→ PROMPT
Sift the material for lines containing "General", and return them.

→ ENTRIES SUPPLIED
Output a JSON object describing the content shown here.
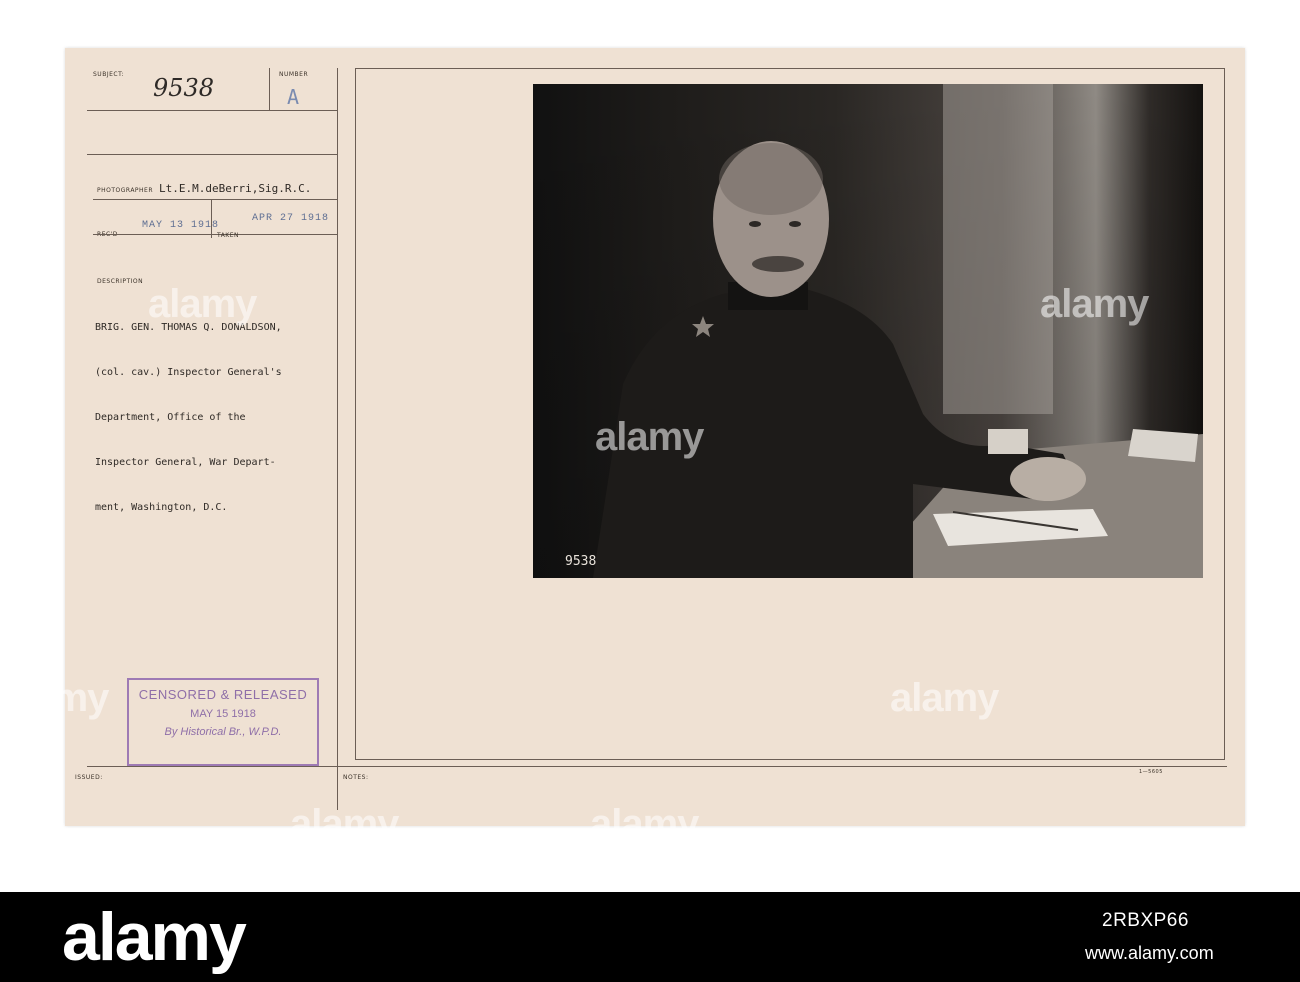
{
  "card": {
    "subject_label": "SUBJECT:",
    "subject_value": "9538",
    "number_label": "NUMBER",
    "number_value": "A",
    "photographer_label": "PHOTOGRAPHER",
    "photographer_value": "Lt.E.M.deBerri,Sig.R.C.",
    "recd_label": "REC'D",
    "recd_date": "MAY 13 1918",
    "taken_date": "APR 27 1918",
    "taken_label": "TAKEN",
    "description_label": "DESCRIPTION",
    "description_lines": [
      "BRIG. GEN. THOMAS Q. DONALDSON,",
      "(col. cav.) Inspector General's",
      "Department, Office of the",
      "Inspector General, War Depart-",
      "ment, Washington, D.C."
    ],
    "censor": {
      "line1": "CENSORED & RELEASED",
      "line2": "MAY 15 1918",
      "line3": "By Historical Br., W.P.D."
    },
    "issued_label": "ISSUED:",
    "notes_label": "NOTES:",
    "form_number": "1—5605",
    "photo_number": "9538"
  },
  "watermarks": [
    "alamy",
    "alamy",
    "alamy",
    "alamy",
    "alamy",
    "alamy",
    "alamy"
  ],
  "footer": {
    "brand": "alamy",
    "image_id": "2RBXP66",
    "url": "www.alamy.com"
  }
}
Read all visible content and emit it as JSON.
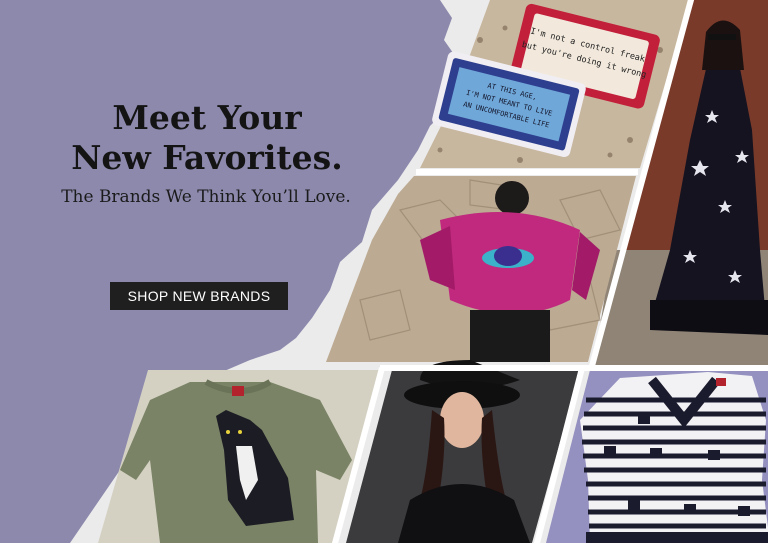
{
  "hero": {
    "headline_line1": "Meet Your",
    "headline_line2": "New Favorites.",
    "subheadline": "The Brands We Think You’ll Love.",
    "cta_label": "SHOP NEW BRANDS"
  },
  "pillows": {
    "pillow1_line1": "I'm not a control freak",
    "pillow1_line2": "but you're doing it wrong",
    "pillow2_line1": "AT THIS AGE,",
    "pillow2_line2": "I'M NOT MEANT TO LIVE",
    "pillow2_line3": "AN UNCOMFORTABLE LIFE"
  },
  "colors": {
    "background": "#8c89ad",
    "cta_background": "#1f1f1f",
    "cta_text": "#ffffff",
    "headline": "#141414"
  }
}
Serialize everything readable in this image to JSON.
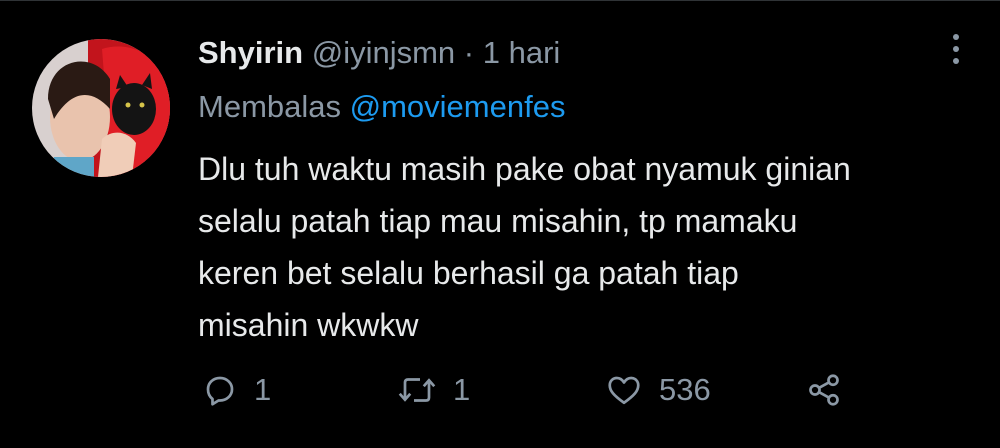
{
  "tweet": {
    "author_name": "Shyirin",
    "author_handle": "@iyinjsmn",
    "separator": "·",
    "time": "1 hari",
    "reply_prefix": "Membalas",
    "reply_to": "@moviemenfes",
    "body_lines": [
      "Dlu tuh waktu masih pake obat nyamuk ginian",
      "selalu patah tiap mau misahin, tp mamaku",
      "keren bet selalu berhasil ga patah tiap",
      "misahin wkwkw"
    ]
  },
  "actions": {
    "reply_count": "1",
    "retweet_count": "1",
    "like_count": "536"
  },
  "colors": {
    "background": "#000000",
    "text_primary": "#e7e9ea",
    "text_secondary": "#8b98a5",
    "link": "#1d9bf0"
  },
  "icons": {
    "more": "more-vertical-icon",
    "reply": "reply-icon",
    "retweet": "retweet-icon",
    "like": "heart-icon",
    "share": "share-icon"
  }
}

→ EXERCISE RESPONSE
      "(col. cav.) Inspector General's",
      "Inspector General, War Depart-",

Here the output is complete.